_GOAL OF THE EXERCISE_
Find all lines in the records that include the word "screenshot", and copy them out.

_EXERCISE INPUTS_
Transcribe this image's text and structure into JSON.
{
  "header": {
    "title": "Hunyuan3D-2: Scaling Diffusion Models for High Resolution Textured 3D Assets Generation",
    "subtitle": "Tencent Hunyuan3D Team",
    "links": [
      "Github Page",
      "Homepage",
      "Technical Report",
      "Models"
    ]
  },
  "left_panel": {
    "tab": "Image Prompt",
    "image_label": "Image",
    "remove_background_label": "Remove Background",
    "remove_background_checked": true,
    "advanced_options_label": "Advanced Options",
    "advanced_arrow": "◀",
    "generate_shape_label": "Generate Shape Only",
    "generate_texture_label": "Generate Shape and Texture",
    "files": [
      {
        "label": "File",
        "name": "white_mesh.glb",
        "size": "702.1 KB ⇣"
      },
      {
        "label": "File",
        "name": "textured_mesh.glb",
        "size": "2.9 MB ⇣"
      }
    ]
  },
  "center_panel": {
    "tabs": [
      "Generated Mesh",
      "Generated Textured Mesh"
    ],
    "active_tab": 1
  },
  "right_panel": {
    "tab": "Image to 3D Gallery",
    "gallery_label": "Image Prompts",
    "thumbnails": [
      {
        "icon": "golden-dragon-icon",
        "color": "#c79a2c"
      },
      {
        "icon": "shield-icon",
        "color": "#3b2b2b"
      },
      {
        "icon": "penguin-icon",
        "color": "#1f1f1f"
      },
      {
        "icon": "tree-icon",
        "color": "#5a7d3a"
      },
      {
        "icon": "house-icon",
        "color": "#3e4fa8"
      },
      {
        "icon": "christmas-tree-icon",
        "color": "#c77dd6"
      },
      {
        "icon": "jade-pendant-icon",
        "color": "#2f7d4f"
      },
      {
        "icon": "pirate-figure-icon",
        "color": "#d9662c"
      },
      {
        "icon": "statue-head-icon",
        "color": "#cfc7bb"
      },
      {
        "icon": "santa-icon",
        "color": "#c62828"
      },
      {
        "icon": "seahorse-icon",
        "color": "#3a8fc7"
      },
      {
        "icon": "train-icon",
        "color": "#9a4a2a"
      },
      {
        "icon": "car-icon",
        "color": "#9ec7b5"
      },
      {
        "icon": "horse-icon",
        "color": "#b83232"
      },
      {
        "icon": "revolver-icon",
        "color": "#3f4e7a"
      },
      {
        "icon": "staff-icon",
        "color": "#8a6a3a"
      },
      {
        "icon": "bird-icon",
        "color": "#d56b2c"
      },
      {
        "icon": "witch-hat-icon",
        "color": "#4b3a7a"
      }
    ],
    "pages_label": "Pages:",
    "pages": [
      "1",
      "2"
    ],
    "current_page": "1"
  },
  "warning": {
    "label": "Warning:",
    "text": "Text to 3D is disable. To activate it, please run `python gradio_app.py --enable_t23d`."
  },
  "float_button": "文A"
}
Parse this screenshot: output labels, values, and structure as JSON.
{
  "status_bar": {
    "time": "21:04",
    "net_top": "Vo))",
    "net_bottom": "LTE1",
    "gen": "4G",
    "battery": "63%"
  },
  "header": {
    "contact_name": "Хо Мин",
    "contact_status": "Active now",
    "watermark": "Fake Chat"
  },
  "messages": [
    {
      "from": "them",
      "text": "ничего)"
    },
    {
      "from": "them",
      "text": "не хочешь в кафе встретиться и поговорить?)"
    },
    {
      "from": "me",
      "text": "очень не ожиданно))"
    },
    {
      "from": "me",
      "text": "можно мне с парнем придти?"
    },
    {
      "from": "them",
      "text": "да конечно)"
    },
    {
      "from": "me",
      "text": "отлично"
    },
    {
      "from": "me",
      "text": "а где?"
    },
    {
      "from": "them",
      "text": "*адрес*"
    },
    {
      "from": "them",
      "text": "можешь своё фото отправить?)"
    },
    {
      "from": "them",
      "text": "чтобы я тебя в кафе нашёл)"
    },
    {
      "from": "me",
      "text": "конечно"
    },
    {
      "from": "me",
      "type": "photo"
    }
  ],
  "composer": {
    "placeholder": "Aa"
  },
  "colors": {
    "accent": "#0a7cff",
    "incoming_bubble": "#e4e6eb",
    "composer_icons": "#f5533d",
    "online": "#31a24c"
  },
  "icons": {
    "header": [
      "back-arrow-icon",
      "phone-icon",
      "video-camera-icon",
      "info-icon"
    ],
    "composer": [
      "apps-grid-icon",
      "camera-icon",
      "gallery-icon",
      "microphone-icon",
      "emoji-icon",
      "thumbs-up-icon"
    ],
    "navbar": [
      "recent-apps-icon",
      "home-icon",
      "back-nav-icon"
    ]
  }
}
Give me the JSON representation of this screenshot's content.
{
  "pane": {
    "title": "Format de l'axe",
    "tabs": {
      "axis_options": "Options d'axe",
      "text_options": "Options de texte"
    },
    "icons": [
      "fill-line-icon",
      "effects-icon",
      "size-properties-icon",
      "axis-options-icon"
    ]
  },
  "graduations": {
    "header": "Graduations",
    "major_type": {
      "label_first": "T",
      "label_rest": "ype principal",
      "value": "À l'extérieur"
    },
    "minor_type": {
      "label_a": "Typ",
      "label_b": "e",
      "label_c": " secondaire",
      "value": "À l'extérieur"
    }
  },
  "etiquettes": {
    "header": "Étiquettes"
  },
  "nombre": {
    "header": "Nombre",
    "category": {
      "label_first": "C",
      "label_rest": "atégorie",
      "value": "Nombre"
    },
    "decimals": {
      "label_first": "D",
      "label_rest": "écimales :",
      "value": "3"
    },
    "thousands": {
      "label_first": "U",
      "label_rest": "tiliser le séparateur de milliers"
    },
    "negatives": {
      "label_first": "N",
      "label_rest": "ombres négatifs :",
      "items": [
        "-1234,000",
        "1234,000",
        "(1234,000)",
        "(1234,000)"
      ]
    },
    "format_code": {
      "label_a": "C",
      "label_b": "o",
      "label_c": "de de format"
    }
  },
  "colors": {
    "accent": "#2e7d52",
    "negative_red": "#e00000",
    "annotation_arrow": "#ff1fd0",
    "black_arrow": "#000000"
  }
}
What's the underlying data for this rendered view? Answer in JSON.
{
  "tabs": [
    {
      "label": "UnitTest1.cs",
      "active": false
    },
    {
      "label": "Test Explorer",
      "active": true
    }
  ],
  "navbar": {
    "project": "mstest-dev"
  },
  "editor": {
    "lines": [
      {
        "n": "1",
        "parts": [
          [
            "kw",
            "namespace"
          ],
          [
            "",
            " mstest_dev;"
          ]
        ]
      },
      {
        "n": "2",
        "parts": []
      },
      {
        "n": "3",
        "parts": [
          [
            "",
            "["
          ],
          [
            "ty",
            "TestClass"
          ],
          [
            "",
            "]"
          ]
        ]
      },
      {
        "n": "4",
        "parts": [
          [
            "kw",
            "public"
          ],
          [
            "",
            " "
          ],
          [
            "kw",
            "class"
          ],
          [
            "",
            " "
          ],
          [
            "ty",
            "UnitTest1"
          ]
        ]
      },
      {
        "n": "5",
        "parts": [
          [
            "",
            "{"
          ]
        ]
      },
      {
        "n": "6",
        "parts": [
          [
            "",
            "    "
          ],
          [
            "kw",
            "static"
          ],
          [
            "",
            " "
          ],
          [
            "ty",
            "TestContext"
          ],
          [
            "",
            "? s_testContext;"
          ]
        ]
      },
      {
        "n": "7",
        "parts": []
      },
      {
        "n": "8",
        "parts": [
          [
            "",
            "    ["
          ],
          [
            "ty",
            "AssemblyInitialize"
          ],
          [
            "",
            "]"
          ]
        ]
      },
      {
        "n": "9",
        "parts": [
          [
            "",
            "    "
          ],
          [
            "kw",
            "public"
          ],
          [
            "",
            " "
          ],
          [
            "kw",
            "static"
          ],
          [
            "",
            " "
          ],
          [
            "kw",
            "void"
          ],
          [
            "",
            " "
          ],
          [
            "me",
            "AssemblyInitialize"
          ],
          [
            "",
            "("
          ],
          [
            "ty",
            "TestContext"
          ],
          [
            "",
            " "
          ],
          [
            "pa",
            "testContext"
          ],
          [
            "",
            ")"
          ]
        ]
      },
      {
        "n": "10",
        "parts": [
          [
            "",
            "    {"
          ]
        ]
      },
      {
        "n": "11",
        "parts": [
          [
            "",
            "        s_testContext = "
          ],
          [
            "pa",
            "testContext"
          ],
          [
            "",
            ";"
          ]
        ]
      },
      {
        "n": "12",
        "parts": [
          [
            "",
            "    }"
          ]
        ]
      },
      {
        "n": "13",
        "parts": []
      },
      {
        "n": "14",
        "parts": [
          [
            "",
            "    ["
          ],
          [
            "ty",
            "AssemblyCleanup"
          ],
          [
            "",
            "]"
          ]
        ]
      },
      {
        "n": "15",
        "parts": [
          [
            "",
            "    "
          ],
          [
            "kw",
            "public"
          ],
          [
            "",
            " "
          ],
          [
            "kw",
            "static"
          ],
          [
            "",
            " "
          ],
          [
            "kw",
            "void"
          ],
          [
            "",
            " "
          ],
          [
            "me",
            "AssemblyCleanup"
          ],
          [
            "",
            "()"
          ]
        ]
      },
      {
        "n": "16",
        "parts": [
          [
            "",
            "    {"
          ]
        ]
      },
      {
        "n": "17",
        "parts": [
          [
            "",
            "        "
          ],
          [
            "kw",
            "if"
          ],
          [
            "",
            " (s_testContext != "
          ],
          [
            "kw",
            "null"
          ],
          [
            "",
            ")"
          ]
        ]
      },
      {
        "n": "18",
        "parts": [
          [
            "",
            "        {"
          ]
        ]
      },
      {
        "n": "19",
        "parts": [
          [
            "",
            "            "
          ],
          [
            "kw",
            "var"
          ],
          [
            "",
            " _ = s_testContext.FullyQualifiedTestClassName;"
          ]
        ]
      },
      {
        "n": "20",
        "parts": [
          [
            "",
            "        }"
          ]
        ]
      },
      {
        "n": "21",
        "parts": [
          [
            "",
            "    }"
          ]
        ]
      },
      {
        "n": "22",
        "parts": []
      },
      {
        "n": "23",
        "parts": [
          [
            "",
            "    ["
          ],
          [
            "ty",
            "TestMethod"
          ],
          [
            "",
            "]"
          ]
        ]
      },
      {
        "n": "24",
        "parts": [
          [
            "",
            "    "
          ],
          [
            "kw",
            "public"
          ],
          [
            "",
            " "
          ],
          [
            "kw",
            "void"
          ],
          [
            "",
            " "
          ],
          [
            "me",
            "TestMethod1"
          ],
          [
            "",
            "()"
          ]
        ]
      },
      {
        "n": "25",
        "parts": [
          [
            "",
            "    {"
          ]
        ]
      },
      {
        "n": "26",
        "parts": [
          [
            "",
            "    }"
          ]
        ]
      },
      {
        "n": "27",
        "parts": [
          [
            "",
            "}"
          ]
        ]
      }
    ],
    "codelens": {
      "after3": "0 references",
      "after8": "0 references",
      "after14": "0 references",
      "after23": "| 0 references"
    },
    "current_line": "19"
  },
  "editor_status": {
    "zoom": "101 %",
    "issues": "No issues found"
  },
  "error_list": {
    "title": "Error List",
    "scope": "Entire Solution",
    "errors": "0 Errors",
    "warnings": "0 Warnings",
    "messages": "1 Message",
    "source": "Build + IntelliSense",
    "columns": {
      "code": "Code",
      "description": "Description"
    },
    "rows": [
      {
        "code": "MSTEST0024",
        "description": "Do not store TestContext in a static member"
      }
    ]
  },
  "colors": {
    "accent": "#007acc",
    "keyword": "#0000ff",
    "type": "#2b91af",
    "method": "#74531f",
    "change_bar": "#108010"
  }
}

_PROBLEM SOLUTION_
Parse this screenshot: output labels, values, and structure as JSON.
Give me the JSON representation of this screenshot's content.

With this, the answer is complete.